● **Records for this exercise**:
+++++

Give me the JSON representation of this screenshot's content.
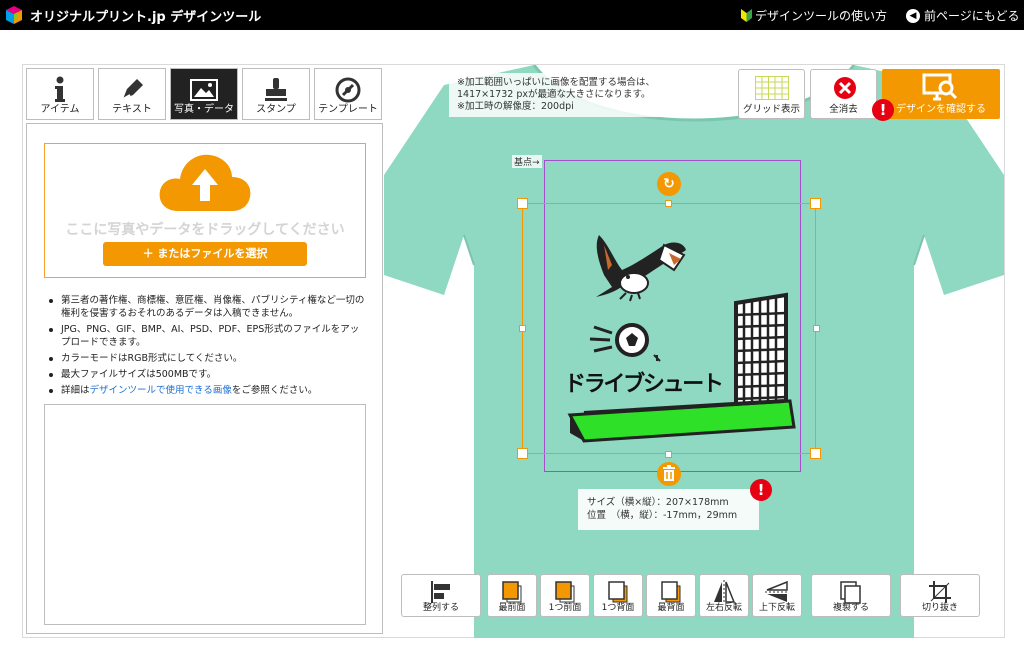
{
  "header": {
    "brand": "オリジナルプリント.jp デザインツール",
    "help_link": "デザインツールの使い方",
    "back_link": "前ページにもどる"
  },
  "tabs": [
    {
      "label": "アイテム",
      "icon": "info-icon"
    },
    {
      "label": "テキスト",
      "icon": "pen-icon"
    },
    {
      "label": "写真・データ",
      "icon": "image-icon",
      "active": true
    },
    {
      "label": "スタンプ",
      "icon": "stamp-icon"
    },
    {
      "label": "テンプレート",
      "icon": "template-icon"
    }
  ],
  "upload": {
    "drop_text": "ここに写真やデータをドラッグしてください",
    "file_button": "＋ またはファイルを選択"
  },
  "notes": [
    "第三者の著作権、商標権、意匠権、肖像権、パブリシティ権など一切の権利を侵害するおそれのあるデータは入稿できません。",
    "JPG、PNG、GIF、BMP、AI、PSD、PDF、EPS形式のファイルをアップロードできます。",
    "カラーモードはRGB形式にしてください。",
    "最大ファイルサイズは500MBです。"
  ],
  "detail_note": {
    "prefix": "詳細は",
    "link": "デザインツールで使用できる画像",
    "suffix": "をご参照ください。"
  },
  "info_top": {
    "line1": "※加工範囲いっぱいに画像を配置する場合は、",
    "line2": "1417×1732 pxが最適な大きさになります。",
    "line3": "※加工時の解像度：200dpi"
  },
  "toolbar": {
    "grid": "グリッド表示",
    "clear": "全消去",
    "confirm": "デザインを確認する"
  },
  "canvas": {
    "origin_label": "基点",
    "design_text": "ドライブシュート",
    "shirt_color": "#8fd8c1",
    "accent_color": "#f39800",
    "alert_mark": "!"
  },
  "dims": {
    "size_line": "サイズ（横×縦）：207×178mm",
    "pos_line": "位置　（横，縦）：-17mm，29mm"
  },
  "bottom_tools": [
    "整列する",
    "最前面",
    "1つ前面",
    "1つ背面",
    "最背面",
    "左右反転",
    "上下反転",
    "複製する",
    "切り抜き"
  ]
}
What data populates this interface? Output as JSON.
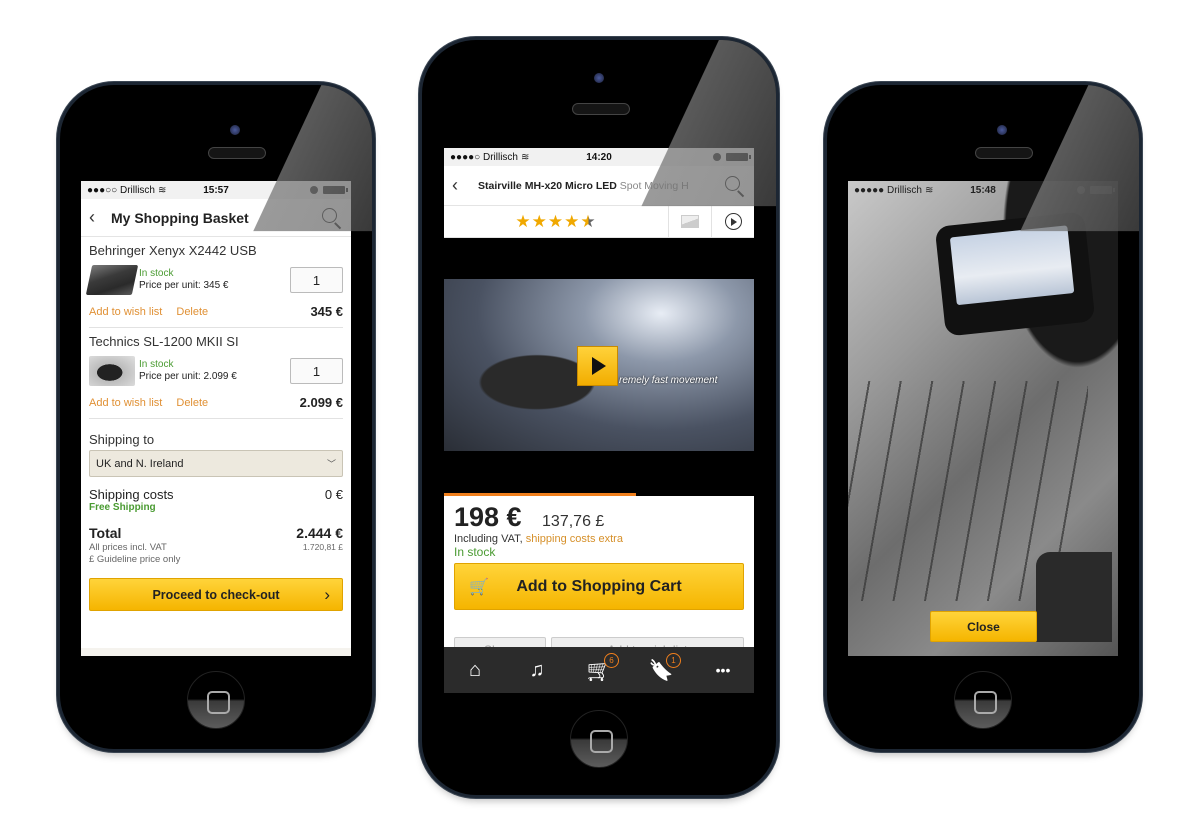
{
  "phones": {
    "basket": {
      "status": {
        "carrier": "●●●○○ Drillisch",
        "wifi_icon": "wifi-icon",
        "time": "15:57"
      },
      "header": {
        "back_icon": "chevron-left-icon",
        "title": "My Shopping Basket",
        "search_icon": "search-icon"
      },
      "items": [
        {
          "name": "Behringer Xenyx X2442 USB",
          "stock": "In stock",
          "unit_price": "Price per unit: 345 €",
          "qty": "1",
          "wishlist": "Add to wish list",
          "delete": "Delete",
          "price": "345 €"
        },
        {
          "name": "Technics SL-1200 MKII SI",
          "stock": "In stock",
          "unit_price": "Price per unit: 2.099 €",
          "qty": "1",
          "wishlist": "Add to wish list",
          "delete": "Delete",
          "price": "2.099 €"
        }
      ],
      "shipping": {
        "label": "Shipping to",
        "selected": "UK and N. Ireland",
        "costs_label": "Shipping costs",
        "costs_value": "0 €",
        "free_label": "Free Shipping"
      },
      "total": {
        "label": "Total",
        "value": "2.444 €",
        "vat_note": "All prices incl. VAT",
        "gbp_value": "1.720,81 £",
        "gbp_note": "£ Guideline price only"
      },
      "checkout_button": "Proceed to check-out"
    },
    "product": {
      "status": {
        "carrier": "●●●●○ Drillisch",
        "wifi_icon": "wifi-icon",
        "time": "14:20"
      },
      "header": {
        "back_icon": "chevron-left-icon",
        "title_bold": "Stairville MH-x20 Micro LED",
        "title_rest": " Spot Moving H",
        "search_icon": "search-icon"
      },
      "rating": {
        "stars_text": "★★★★",
        "half_star": "★",
        "value": 4.5,
        "max": 5
      },
      "video": {
        "caption": "remely fast movement",
        "progress": 0.62
      },
      "price": {
        "eur": "198 €",
        "gbp": "137,76 £",
        "vat_text": "Including VAT, ",
        "shipping_link": "shipping costs extra",
        "stock": "In stock"
      },
      "add_to_cart": "Add to Shopping Cart",
      "secondary_buttons": [
        "Share",
        "Add to wish list"
      ],
      "tabbar": {
        "items": [
          {
            "name": "home",
            "icon": "⌂"
          },
          {
            "name": "instruments",
            "icon": "♫"
          },
          {
            "name": "cart",
            "icon": "🛒",
            "badge": "6"
          },
          {
            "name": "wishlist",
            "icon": "🔖",
            "badge": "1"
          },
          {
            "name": "more",
            "icon": "•••"
          }
        ]
      }
    },
    "gallery": {
      "status": {
        "carrier": "●●●●● Drillisch",
        "wifi_icon": "wifi-icon",
        "time": "15:48"
      },
      "close_button": "Close"
    }
  },
  "colors": {
    "accent_yellow": "#f5b500",
    "link_orange": "#e09034",
    "stock_green": "#4a9b32",
    "badge_orange": "#f07f1c"
  }
}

+++++

● **Goal**: Reproduce the material in its entirety and word for word, without the pictures.

● **Written answer**:
Give me the JSON representation of this screenshot's content.
{
  "header": {
    "brand": "オリジナルプリント.jp デザインツール",
    "help_link": "デザインツールの使い方",
    "back_link": "前ページにもどる"
  },
  "tabs": [
    {
      "label": "アイテム",
      "icon": "info-icon"
    },
    {
      "label": "テキスト",
      "icon": "pen-icon"
    },
    {
      "label": "写真・データ",
      "icon": "image-icon",
      "active": true
    },
    {
      "label": "スタンプ",
      "icon": "stamp-icon"
    },
    {
      "label": "テンプレート",
      "icon": "template-icon"
    }
  ],
  "upload": {
    "drop_text": "ここに写真やデータをドラッグしてください",
    "file_button": "＋ またはファイルを選択"
  },
  "notes": [
    "第三者の著作権、商標権、意匠権、肖像権、パブリシティ権など一切の権利を侵害するおそれのあるデータは入稿できません。",
    "JPG、PNG、GIF、BMP、AI、PSD、PDF、EPS形式のファイルをアップロードできます。",
    "カラーモードはRGB形式にしてください。",
    "最大ファイルサイズは500MBです。"
  ],
  "detail_note": {
    "prefix": "詳細は",
    "link": "デザインツールで使用できる画像",
    "suffix": "をご参照ください。"
  },
  "info_top": {
    "line1": "※加工範囲いっぱいに画像を配置する場合は、",
    "line2": "1417×1732 pxが最適な大きさになります。",
    "line3": "※加工時の解像度：200dpi"
  },
  "toolbar": {
    "grid": "グリッド表示",
    "clear": "全消去",
    "confirm": "デザインを確認する"
  },
  "canvas": {
    "origin_label": "基点",
    "design_text": "ドライブシュート",
    "shirt_color": "#8fd8c1",
    "accent_color": "#f39800",
    "alert_mark": "!"
  },
  "dims": {
    "size_line": "サイズ（横×縦）：207×178mm",
    "pos_line": "位置　（横，縦）：-17mm，29mm"
  },
  "bottom_tools": [
    "整列する",
    "最前面",
    "1つ前面",
    "1つ背面",
    "最背面",
    "左右反転",
    "上下反転",
    "複製する",
    "切り抜き"
  ]
}
What data populates this interface? Output as JSON.
{
  "phones": {
    "basket": {
      "status": {
        "carrier": "●●●○○ Drillisch",
        "wifi_icon": "wifi-icon",
        "time": "15:57"
      },
      "header": {
        "back_icon": "chevron-left-icon",
        "title": "My Shopping Basket",
        "search_icon": "search-icon"
      },
      "items": [
        {
          "name": "Behringer Xenyx X2442 USB",
          "stock": "In stock",
          "unit_price": "Price per unit: 345 €",
          "qty": "1",
          "wishlist": "Add to wish list",
          "delete": "Delete",
          "price": "345 €"
        },
        {
          "name": "Technics SL-1200 MKII SI",
          "stock": "In stock",
          "unit_price": "Price per unit: 2.099 €",
          "qty": "1",
          "wishlist": "Add to wish list",
          "delete": "Delete",
          "price": "2.099 €"
        }
      ],
      "shipping": {
        "label": "Shipping to",
        "selected": "UK and N. Ireland",
        "costs_label": "Shipping costs",
        "costs_value": "0 €",
        "free_label": "Free Shipping"
      },
      "total": {
        "label": "Total",
        "value": "2.444 €",
        "vat_note": "All prices incl. VAT",
        "gbp_value": "1.720,81 £",
        "gbp_note": "£ Guideline price only"
      },
      "checkout_button": "Proceed to check-out"
    },
    "product": {
      "status": {
        "carrier": "●●●●○ Drillisch",
        "wifi_icon": "wifi-icon",
        "time": "14:20"
      },
      "header": {
        "back_icon": "chevron-left-icon",
        "title_bold": "Stairville MH-x20 Micro LED",
        "title_rest": " Spot Moving H",
        "search_icon": "search-icon"
      },
      "rating": {
        "stars_text": "★★★★",
        "half_star": "★",
        "value": 4.5,
        "max": 5
      },
      "video": {
        "caption": "remely fast movement",
        "progress": 0.62
      },
      "price": {
        "eur": "198 €",
        "gbp": "137,76 £",
        "vat_text": "Including VAT, ",
        "shipping_link": "shipping costs extra",
        "stock": "In stock"
      },
      "add_to_cart": "Add to Shopping Cart",
      "secondary_buttons": [
        "Share",
        "Add to wish list"
      ],
      "tabbar": {
        "items": [
          {
            "name": "home",
            "icon": "⌂"
          },
          {
            "name": "instruments",
            "icon": "♫"
          },
          {
            "name": "cart",
            "icon": "🛒",
            "badge": "6"
          },
          {
            "name": "wishlist",
            "icon": "🔖",
            "badge": "1"
          },
          {
            "name": "more",
            "icon": "•••"
          }
        ]
      }
    },
    "gallery": {
      "status": {
        "carrier": "●●●●● Drillisch",
        "wifi_icon": "wifi-icon",
        "time": "15:48"
      },
      "close_button": "Close"
    }
  },
  "colors": {
    "accent_yellow": "#f5b500",
    "link_orange": "#e09034",
    "stock_green": "#4a9b32",
    "badge_orange": "#f07f1c"
  }
}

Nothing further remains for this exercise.